_RECORDS SUPPLIED_.
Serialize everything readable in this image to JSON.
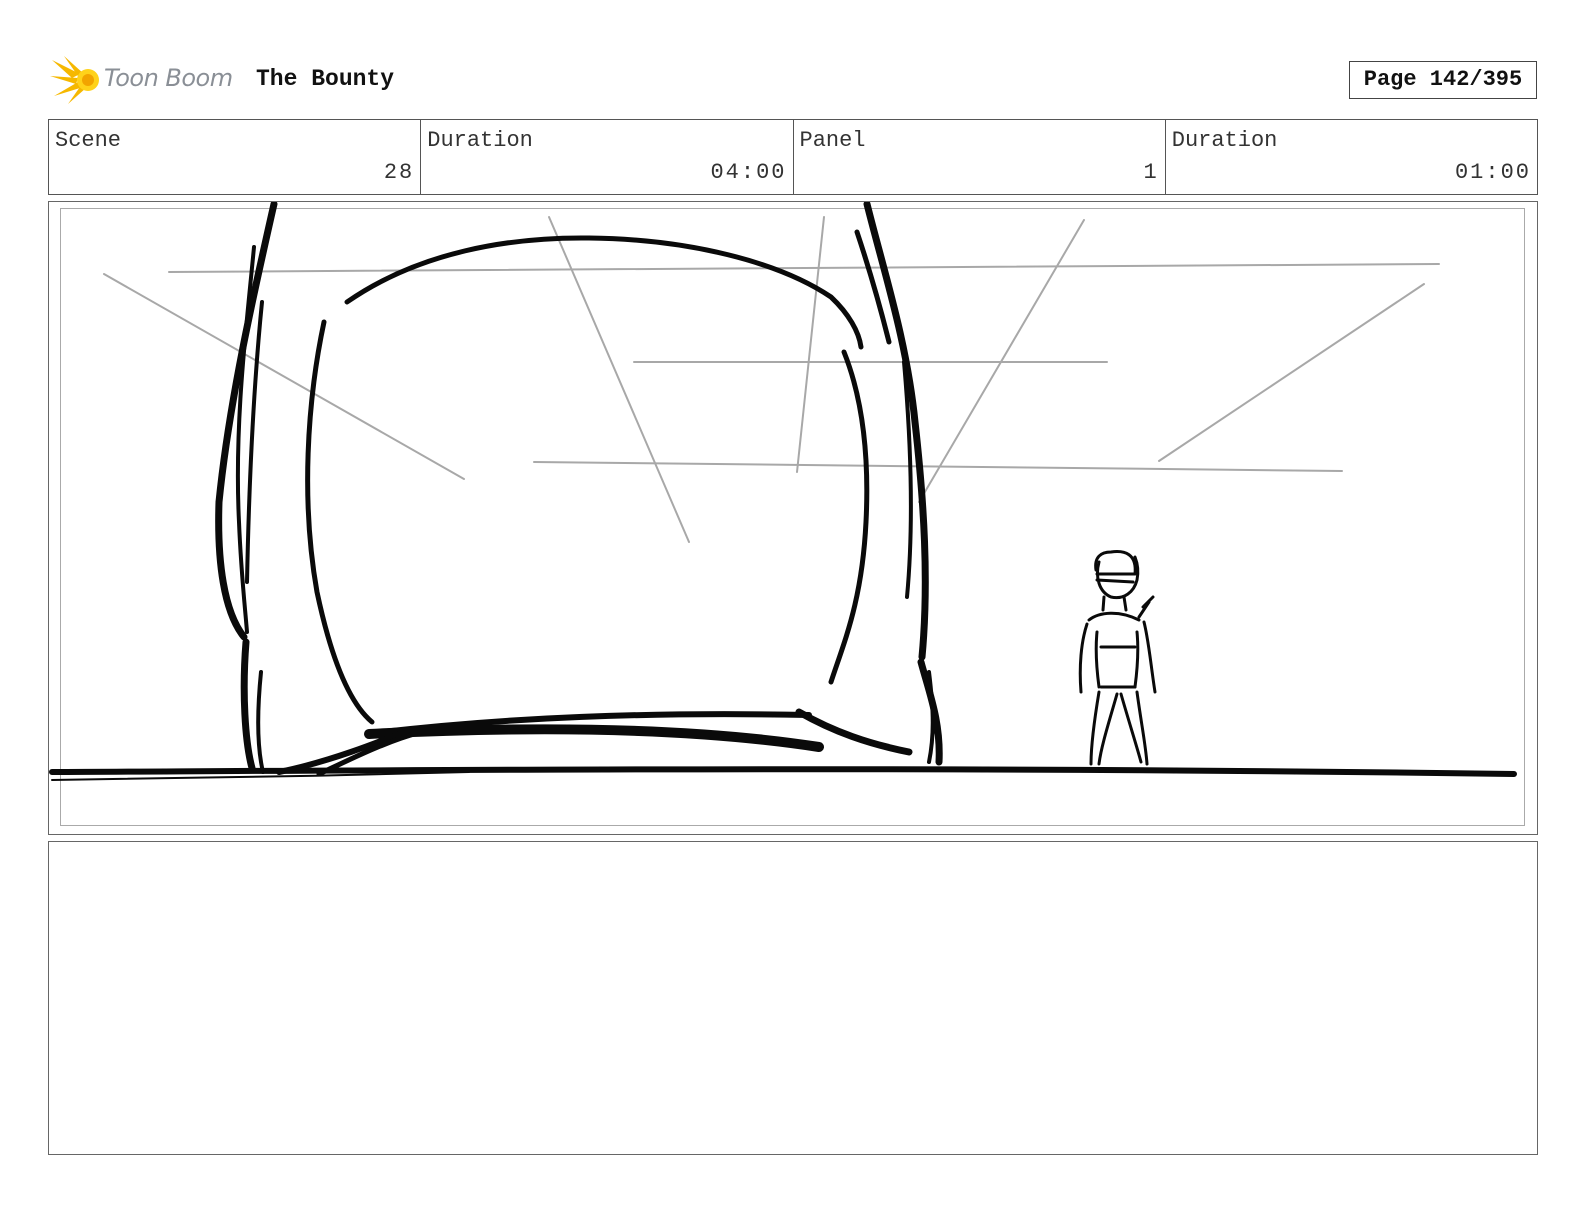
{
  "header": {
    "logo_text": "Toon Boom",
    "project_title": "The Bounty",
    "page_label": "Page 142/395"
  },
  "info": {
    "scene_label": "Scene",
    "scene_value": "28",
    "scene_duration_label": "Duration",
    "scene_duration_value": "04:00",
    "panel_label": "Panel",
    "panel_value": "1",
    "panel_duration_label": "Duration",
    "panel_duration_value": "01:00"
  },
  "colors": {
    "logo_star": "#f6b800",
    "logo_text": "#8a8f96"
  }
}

_REQUEST_. Repeat all of the records verbatim, leaving out the pictures.

_ANSWER IN FULL_.
Serialize everything readable in this image to JSON.
{
  "header": {
    "logo_text": "Toon Boom",
    "project_title": "The Bounty",
    "page_label": "Page 142/395"
  },
  "info": {
    "scene_label": "Scene",
    "scene_value": "28",
    "scene_duration_label": "Duration",
    "scene_duration_value": "04:00",
    "panel_label": "Panel",
    "panel_value": "1",
    "panel_duration_label": "Duration",
    "panel_duration_value": "01:00"
  },
  "colors": {
    "logo_star": "#f6b800",
    "logo_text": "#8a8f96"
  }
}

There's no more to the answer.